#### SET EXERCISE
Report how many lines of the listing below include the word "教师总结". Give nothing but the number.

#### DATA SHOWN
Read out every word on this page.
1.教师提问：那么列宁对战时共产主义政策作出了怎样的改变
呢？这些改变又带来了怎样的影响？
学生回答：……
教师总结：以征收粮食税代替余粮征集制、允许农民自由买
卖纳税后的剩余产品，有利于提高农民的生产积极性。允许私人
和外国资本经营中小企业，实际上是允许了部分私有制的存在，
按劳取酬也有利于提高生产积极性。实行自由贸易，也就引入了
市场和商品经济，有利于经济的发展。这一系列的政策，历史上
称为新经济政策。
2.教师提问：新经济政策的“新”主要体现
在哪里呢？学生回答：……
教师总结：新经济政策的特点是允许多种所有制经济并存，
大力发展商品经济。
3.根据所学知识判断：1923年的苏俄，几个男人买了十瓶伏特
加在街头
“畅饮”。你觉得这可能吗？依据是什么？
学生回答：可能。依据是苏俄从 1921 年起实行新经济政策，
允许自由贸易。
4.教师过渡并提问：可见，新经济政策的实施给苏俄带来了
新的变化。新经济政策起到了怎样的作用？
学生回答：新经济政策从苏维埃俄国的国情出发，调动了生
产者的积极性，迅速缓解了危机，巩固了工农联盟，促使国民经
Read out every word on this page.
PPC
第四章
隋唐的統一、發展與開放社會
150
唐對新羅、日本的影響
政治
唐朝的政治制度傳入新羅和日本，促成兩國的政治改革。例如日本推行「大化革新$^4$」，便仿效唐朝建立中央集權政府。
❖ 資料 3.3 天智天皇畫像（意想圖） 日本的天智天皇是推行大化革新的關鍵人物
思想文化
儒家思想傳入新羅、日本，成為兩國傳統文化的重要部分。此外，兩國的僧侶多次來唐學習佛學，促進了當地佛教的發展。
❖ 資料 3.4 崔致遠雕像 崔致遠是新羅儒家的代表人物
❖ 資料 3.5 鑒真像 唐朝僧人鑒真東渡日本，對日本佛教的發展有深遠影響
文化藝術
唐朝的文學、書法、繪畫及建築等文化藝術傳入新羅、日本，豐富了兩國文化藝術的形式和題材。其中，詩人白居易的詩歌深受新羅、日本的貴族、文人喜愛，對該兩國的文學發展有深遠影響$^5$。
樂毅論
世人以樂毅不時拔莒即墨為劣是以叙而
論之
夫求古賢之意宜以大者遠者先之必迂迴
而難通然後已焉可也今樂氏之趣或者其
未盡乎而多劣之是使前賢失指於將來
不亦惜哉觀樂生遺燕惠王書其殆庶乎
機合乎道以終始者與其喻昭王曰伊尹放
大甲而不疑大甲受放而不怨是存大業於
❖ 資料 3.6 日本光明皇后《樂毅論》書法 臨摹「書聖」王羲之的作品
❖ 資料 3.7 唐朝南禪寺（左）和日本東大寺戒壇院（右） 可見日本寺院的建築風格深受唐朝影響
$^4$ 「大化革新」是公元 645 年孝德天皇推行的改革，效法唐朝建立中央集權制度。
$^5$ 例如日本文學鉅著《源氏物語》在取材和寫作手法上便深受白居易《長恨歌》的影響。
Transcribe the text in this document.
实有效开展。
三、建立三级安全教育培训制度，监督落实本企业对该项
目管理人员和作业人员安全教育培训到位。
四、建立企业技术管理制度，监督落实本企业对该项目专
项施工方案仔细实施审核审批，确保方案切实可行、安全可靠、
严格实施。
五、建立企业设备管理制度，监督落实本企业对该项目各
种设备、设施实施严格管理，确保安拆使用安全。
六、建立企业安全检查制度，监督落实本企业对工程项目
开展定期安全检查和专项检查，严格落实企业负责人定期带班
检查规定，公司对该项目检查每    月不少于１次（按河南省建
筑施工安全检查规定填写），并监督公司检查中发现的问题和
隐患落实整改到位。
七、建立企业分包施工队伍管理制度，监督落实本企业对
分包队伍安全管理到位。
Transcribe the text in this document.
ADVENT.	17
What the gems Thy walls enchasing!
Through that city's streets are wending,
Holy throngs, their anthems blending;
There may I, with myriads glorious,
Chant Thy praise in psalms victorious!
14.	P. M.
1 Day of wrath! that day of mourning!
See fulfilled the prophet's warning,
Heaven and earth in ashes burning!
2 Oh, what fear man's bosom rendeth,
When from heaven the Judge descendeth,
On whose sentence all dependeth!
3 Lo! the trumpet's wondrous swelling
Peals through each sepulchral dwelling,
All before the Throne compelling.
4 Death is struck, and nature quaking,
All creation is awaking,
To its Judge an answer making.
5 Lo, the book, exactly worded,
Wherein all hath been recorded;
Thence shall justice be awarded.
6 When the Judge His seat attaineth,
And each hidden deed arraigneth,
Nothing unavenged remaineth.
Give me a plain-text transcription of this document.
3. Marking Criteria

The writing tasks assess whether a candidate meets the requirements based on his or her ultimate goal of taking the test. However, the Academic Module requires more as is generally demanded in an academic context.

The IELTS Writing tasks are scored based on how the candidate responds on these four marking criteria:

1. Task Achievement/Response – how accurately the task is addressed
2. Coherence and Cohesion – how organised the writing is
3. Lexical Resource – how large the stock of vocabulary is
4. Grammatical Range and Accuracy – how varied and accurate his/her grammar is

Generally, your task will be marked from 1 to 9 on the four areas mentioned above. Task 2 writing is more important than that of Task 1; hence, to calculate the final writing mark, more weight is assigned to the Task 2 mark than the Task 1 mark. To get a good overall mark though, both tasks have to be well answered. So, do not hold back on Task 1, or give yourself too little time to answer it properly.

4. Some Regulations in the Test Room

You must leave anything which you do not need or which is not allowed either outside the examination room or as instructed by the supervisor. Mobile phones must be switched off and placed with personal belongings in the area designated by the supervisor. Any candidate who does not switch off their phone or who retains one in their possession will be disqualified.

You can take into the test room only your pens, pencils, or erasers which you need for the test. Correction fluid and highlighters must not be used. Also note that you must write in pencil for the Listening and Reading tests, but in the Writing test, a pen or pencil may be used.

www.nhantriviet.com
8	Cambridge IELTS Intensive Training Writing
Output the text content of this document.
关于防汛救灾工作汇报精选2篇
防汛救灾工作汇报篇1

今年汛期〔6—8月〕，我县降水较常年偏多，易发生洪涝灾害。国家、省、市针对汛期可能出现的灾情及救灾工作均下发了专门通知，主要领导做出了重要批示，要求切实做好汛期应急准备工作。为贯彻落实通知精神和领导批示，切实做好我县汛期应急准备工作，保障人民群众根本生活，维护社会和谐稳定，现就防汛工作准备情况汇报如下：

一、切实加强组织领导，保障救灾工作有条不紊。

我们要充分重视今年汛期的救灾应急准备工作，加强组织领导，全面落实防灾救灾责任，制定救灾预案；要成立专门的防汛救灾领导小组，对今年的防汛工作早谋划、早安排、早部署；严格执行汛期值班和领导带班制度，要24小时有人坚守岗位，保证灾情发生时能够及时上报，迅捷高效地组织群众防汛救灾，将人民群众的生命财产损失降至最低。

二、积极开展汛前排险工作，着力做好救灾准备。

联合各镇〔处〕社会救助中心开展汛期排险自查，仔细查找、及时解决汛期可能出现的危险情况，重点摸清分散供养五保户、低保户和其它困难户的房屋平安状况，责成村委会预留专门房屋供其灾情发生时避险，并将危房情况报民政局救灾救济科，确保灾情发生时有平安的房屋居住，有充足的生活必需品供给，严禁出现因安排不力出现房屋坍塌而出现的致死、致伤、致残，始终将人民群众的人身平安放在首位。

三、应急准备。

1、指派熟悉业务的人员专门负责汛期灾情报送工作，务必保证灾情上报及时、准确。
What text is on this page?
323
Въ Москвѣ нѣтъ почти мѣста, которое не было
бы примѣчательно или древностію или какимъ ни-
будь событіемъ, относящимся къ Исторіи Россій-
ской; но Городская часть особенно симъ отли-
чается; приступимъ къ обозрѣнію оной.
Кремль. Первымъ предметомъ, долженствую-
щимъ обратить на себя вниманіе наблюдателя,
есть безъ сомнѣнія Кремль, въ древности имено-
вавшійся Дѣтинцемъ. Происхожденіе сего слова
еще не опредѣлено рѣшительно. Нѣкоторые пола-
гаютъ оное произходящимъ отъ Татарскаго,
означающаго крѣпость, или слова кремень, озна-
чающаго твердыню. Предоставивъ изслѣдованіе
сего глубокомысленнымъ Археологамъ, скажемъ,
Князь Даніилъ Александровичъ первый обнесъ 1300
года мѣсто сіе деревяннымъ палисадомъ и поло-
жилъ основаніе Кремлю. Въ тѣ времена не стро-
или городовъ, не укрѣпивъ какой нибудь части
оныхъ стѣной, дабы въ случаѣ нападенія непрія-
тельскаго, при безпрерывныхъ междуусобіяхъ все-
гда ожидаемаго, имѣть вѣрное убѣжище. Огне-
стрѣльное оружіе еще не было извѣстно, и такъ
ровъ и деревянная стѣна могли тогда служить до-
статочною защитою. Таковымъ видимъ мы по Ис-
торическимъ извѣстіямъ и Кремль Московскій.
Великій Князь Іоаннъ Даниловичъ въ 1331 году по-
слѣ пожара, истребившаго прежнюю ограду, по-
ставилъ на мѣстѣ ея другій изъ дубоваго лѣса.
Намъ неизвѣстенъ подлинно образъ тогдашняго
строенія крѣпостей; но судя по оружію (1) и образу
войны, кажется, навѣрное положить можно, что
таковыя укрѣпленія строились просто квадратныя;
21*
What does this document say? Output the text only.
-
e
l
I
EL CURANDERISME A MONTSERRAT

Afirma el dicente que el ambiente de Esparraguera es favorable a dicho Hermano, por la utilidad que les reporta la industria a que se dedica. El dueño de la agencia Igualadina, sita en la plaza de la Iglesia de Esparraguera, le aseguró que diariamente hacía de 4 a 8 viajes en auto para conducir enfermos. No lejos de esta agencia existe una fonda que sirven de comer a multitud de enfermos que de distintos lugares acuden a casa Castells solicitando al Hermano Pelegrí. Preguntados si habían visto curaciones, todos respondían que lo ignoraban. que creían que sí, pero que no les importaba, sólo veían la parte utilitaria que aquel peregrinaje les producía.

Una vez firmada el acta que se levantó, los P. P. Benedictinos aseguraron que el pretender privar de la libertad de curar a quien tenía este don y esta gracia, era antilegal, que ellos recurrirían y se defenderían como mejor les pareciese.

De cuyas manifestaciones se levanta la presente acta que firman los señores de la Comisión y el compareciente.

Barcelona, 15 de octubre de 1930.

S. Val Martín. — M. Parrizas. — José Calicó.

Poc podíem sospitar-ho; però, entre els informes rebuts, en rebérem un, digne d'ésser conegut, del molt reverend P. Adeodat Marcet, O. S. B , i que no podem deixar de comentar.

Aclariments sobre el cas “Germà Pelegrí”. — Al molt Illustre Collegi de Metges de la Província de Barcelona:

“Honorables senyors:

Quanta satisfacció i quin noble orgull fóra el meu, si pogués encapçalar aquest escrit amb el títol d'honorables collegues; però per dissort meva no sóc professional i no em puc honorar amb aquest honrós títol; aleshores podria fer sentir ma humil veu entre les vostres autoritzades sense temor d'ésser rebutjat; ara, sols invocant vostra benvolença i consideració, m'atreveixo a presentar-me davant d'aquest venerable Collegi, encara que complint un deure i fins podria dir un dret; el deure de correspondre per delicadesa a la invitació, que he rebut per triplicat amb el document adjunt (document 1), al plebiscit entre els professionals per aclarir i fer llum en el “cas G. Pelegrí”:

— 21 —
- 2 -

#### TASK ANSWER
2